▶ **DIRECTIVE**: Sort through the entries below and pull out lines containing the word "this".

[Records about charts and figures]
********
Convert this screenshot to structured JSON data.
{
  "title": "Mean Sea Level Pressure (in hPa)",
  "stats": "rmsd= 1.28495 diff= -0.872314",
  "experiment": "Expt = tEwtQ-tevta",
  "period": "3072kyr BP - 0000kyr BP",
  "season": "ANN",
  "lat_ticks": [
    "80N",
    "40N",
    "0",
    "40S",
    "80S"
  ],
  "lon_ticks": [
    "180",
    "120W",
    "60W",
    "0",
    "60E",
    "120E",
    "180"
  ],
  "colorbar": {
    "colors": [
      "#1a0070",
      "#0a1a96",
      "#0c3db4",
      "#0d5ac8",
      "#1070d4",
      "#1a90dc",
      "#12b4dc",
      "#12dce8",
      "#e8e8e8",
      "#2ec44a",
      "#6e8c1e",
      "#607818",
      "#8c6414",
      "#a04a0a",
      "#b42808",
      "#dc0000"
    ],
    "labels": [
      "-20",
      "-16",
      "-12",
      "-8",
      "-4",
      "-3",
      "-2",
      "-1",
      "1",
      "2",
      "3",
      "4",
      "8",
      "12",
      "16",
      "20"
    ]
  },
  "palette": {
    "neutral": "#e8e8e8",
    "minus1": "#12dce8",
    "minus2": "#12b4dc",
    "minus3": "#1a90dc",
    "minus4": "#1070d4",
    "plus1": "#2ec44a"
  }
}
********
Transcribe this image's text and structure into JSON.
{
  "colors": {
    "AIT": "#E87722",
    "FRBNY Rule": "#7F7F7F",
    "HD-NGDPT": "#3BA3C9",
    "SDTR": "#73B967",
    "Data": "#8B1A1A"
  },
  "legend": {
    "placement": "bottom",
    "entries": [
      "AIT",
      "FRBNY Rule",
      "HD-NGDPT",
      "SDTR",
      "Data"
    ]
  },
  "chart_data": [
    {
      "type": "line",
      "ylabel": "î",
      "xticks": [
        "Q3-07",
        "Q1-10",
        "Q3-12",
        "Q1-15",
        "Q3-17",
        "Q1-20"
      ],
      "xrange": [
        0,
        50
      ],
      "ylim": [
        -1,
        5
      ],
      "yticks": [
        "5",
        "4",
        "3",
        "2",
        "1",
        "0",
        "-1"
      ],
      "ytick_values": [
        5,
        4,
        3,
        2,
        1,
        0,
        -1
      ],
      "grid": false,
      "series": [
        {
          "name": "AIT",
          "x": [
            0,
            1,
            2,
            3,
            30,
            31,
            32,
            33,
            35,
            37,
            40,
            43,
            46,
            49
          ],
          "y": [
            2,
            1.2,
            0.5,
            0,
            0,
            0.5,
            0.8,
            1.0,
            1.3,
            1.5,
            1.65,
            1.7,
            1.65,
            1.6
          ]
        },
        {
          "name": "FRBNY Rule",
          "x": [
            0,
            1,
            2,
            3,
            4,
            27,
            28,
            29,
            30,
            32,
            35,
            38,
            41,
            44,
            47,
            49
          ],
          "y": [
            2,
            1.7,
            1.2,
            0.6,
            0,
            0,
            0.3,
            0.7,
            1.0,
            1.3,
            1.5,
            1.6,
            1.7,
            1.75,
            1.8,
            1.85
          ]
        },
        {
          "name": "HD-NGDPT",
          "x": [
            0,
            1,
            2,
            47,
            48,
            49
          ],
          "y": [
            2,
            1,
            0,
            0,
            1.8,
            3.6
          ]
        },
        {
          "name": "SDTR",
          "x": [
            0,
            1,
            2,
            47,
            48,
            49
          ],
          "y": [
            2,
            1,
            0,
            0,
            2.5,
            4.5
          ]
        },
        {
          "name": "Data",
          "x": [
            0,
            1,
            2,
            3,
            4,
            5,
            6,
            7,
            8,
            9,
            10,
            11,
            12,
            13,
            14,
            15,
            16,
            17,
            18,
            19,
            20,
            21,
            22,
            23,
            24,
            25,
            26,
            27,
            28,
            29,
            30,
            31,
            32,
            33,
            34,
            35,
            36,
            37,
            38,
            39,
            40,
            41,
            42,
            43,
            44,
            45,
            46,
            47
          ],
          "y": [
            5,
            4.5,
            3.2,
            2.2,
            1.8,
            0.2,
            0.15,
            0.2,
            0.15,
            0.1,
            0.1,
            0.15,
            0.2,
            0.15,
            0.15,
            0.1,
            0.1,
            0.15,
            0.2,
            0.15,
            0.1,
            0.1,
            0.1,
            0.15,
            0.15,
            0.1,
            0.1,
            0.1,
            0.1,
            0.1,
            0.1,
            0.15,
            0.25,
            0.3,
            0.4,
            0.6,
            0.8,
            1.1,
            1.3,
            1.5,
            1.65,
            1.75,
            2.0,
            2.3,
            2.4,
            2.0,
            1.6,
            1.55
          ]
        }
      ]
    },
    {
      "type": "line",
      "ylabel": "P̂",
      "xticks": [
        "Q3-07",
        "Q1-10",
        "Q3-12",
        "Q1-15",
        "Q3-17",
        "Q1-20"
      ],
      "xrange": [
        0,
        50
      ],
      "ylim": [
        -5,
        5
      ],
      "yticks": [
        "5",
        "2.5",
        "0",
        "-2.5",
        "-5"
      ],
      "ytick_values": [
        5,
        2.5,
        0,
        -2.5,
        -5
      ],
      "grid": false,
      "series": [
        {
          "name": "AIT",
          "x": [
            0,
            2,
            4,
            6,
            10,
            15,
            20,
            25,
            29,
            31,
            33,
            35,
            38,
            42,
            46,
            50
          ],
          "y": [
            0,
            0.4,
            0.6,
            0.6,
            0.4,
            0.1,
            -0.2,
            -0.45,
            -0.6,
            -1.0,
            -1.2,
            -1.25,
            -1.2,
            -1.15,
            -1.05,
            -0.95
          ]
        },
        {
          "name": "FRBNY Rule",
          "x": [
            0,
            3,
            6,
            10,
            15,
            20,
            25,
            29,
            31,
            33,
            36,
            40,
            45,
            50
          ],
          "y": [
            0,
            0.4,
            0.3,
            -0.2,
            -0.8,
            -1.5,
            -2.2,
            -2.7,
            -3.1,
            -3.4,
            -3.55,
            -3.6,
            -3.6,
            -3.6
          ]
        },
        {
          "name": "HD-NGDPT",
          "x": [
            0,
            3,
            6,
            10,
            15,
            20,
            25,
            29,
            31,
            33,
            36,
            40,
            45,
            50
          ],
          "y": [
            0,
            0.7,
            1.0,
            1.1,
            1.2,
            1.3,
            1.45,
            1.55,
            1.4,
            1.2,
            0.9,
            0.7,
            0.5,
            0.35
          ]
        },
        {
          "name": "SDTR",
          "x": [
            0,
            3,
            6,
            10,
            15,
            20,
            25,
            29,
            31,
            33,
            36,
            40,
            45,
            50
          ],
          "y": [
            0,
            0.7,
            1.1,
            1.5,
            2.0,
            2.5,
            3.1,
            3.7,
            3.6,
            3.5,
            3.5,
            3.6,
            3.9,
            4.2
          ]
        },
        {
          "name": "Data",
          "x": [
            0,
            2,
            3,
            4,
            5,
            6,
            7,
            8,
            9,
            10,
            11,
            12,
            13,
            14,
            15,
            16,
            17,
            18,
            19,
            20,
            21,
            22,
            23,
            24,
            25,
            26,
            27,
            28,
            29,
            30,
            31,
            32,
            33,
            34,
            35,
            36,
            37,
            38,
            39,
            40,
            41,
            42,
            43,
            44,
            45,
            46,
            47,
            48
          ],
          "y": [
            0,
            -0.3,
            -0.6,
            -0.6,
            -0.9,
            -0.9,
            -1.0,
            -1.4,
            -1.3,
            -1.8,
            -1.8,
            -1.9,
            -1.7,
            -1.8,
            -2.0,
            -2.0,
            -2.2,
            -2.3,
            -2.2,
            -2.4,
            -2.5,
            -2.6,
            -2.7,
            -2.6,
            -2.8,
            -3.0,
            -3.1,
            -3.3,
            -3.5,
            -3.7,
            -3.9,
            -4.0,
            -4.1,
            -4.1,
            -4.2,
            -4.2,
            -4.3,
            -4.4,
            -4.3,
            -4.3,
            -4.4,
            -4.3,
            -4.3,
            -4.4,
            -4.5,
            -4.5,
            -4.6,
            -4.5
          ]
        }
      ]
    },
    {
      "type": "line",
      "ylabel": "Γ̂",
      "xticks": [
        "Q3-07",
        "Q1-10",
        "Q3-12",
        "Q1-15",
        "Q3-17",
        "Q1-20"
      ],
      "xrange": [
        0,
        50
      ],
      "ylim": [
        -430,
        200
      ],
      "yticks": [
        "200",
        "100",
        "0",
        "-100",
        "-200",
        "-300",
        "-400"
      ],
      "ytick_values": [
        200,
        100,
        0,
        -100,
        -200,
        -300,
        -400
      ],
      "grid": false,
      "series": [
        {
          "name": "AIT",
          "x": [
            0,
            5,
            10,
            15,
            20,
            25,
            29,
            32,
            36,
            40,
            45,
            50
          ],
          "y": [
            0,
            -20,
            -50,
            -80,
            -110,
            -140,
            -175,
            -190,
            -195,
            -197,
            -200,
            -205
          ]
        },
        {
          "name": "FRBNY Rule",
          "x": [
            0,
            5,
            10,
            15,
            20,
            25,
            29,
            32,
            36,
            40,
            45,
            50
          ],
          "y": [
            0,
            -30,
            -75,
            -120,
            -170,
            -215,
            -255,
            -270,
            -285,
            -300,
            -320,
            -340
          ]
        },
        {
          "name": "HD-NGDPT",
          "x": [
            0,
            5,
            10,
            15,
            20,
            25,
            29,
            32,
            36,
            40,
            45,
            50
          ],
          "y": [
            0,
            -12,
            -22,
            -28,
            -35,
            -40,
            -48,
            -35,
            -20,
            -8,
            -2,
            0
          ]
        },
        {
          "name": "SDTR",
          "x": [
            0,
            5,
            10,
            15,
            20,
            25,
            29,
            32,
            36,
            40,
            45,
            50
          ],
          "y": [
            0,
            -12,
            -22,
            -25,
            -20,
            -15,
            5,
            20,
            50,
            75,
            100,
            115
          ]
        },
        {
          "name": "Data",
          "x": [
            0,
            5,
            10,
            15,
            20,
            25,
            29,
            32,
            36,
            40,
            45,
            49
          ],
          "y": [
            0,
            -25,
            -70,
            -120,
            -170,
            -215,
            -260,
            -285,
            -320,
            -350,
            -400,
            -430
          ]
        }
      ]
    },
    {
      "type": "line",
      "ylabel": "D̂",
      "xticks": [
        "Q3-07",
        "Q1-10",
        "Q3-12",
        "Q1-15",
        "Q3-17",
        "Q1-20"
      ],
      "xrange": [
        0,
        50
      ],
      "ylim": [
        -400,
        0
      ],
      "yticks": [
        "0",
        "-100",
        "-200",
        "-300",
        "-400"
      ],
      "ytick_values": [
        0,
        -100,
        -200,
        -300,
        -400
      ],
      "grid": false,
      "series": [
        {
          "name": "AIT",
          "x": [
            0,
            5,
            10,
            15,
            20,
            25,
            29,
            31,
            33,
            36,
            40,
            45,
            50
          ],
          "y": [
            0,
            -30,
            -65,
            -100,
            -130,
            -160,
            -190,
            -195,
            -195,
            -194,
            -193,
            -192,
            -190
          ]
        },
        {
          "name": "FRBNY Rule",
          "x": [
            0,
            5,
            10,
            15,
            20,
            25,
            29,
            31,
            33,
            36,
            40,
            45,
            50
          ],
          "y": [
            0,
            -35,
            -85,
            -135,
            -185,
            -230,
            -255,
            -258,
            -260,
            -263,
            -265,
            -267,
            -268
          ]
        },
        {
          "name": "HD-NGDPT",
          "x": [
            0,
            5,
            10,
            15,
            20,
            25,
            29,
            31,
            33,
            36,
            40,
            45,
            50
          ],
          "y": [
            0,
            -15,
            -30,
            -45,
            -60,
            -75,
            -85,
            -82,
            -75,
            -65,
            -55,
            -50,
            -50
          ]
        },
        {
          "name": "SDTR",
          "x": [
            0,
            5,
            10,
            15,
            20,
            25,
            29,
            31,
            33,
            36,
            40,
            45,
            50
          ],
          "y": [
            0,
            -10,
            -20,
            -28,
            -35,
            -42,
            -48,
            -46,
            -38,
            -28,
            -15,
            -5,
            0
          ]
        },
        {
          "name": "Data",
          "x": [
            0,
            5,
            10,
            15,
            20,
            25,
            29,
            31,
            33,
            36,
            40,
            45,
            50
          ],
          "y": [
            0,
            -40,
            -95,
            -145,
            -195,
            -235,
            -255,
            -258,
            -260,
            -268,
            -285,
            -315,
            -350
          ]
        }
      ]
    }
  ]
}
********
▶ **WRITTEN RESPONSE**:
Convert this screenshot to structured JSON data.
Transcribe this image's text and structure into JSON.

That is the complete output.